• **Stated task**
Rewrite these lines with every "song-artist" changed to "artist-name", leaving everything else the same.

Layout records
——————————
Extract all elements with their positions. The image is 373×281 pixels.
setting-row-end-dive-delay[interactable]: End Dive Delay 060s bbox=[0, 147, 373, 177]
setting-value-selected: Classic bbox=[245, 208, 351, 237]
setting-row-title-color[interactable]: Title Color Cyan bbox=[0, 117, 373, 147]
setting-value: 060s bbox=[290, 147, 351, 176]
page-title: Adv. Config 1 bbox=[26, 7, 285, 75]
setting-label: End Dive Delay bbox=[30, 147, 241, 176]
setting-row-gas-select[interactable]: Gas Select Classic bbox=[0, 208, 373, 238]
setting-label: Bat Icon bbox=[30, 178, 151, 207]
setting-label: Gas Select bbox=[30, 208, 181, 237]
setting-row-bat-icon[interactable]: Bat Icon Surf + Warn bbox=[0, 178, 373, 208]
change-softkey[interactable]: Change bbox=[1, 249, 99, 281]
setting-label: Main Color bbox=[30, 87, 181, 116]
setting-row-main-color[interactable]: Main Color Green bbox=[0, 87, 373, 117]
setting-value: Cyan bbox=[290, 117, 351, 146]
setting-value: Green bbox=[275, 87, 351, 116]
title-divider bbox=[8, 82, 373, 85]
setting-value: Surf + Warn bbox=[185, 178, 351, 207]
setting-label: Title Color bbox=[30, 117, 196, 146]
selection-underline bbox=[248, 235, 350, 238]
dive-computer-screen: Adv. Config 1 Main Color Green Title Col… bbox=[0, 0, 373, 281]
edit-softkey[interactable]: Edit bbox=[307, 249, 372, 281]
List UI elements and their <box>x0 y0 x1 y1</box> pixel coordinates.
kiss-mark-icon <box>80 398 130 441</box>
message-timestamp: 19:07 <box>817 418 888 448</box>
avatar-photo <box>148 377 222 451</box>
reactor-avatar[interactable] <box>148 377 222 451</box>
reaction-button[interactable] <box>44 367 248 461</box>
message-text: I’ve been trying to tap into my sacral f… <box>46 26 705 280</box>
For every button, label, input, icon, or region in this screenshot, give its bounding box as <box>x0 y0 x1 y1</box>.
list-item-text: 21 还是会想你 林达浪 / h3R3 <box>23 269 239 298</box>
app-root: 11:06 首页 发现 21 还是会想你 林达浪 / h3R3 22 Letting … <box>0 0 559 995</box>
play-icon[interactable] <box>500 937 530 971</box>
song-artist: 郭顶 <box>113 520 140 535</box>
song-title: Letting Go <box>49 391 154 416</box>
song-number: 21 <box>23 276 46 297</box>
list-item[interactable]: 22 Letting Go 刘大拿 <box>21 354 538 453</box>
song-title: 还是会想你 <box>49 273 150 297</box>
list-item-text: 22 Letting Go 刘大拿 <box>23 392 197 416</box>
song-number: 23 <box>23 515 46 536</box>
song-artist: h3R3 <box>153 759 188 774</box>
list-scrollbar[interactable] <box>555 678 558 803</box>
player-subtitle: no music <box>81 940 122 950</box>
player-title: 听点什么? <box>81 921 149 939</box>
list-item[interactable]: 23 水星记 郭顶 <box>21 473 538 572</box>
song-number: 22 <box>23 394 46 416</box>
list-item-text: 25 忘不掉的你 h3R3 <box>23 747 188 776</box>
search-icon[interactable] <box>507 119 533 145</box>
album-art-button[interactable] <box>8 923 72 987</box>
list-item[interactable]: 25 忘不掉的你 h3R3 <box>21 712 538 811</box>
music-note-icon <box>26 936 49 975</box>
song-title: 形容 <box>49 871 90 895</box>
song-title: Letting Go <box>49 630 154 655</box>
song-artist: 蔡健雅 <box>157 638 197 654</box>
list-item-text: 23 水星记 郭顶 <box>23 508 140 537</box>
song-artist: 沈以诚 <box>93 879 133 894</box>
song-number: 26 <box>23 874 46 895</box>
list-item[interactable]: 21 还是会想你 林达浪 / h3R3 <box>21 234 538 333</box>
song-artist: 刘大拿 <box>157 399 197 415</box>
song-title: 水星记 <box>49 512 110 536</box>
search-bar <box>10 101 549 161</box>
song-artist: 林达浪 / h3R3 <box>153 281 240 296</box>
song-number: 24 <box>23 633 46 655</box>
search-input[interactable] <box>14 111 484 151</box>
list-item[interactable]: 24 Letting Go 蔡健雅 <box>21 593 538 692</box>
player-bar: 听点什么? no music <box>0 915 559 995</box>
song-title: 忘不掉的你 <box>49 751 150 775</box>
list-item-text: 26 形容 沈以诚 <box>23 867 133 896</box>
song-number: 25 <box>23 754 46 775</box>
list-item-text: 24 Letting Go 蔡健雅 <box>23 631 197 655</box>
——————————
• **The answer**
Extract all elements with their positions. The image is 373×281 pixels.
setting-row-end-dive-delay[interactable]: End Dive Delay 060s bbox=[0, 147, 373, 177]
setting-value-selected: Classic bbox=[245, 208, 351, 237]
setting-row-title-color[interactable]: Title Color Cyan bbox=[0, 117, 373, 147]
setting-value: 060s bbox=[290, 147, 351, 176]
page-title: Adv. Config 1 bbox=[26, 7, 285, 75]
setting-label: End Dive Delay bbox=[30, 147, 241, 176]
setting-row-gas-select[interactable]: Gas Select Classic bbox=[0, 208, 373, 238]
setting-label: Bat Icon bbox=[30, 178, 151, 207]
setting-label: Gas Select bbox=[30, 208, 181, 237]
setting-row-bat-icon[interactable]: Bat Icon Surf + Warn bbox=[0, 178, 373, 208]
change-softkey[interactable]: Change bbox=[1, 249, 99, 281]
setting-label: Main Color bbox=[30, 87, 181, 116]
setting-row-main-color[interactable]: Main Color Green bbox=[0, 87, 373, 117]
setting-value: Cyan bbox=[290, 117, 351, 146]
setting-value: Green bbox=[275, 87, 351, 116]
title-divider bbox=[8, 82, 373, 85]
setting-value: Surf + Warn bbox=[185, 178, 351, 207]
setting-label: Title Color bbox=[30, 117, 196, 146]
selection-underline bbox=[248, 235, 350, 238]
dive-computer-screen: Adv. Config 1 Main Color Green Title Col… bbox=[0, 0, 373, 281]
edit-softkey[interactable]: Edit bbox=[307, 249, 372, 281]
List UI elements and their <box>x0 y0 x1 y1</box> pixel coordinates.
kiss-mark-icon <box>80 398 130 441</box>
message-timestamp: 19:07 <box>817 418 888 448</box>
avatar-photo <box>148 377 222 451</box>
reactor-avatar[interactable] <box>148 377 222 451</box>
reaction-button[interactable] <box>44 367 248 461</box>
message-text: I’ve been trying to tap into my sacral f… <box>46 26 705 280</box>
For every button, label, input, icon, or region in this screenshot, give its bounding box as <box>x0 y0 x1 y1</box>.
list-item-text: 21 还是会想你 林达浪 / h3R3 <box>23 269 239 298</box>
app-root: 11:06 首页 发现 21 还是会想你 林达浪 / h3R3 22 Letting … <box>0 0 559 995</box>
play-icon[interactable] <box>500 937 530 971</box>
artist-name: 郭顶 <box>113 520 140 535</box>
song-title: Letting Go <box>49 391 154 416</box>
song-number: 21 <box>23 276 46 297</box>
list-item[interactable]: 22 Letting Go 刘大拿 <box>21 354 538 453</box>
song-title: 还是会想你 <box>49 273 150 297</box>
list-item-text: 22 Letting Go 刘大拿 <box>23 392 197 416</box>
song-number: 23 <box>23 515 46 536</box>
artist-name: h3R3 <box>153 759 188 774</box>
list-scrollbar[interactable] <box>555 678 558 803</box>
player-subtitle: no music <box>81 940 122 950</box>
player-title: 听点什么? <box>81 921 149 939</box>
list-item[interactable]: 23 水星记 郭顶 <box>21 473 538 572</box>
song-number: 22 <box>23 394 46 416</box>
list-item-text: 25 忘不掉的你 h3R3 <box>23 747 188 776</box>
search-icon[interactable] <box>507 119 533 145</box>
album-art-button[interactable] <box>8 923 72 987</box>
list-item[interactable]: 25 忘不掉的你 h3R3 <box>21 712 538 811</box>
music-note-icon <box>26 936 49 975</box>
song-title: 形容 <box>49 871 90 895</box>
song-title: Letting Go <box>49 630 154 655</box>
artist-name: 蔡健雅 <box>157 638 197 654</box>
list-item-text: 23 水星记 郭顶 <box>23 508 140 537</box>
artist-name: 沈以诚 <box>93 879 133 894</box>
song-number: 26 <box>23 874 46 895</box>
list-item[interactable]: 21 还是会想你 林达浪 / h3R3 <box>21 234 538 333</box>
artist-name: 刘大拿 <box>157 399 197 415</box>
song-title: 水星记 <box>49 512 110 536</box>
search-bar <box>10 101 549 161</box>
artist-name: 林达浪 / h3R3 <box>153 281 240 296</box>
song-number: 24 <box>23 633 46 655</box>
search-input[interactable] <box>14 111 484 151</box>
list-item[interactable]: 24 Letting Go 蔡健雅 <box>21 593 538 692</box>
player-bar: 听点什么? no music <box>0 915 559 995</box>
song-title: 忘不掉的你 <box>49 751 150 775</box>
list-item-text: 26 形容 沈以诚 <box>23 867 133 896</box>
song-number: 25 <box>23 754 46 775</box>
list-item-text: 24 Letting Go 蔡健雅 <box>23 631 197 655</box>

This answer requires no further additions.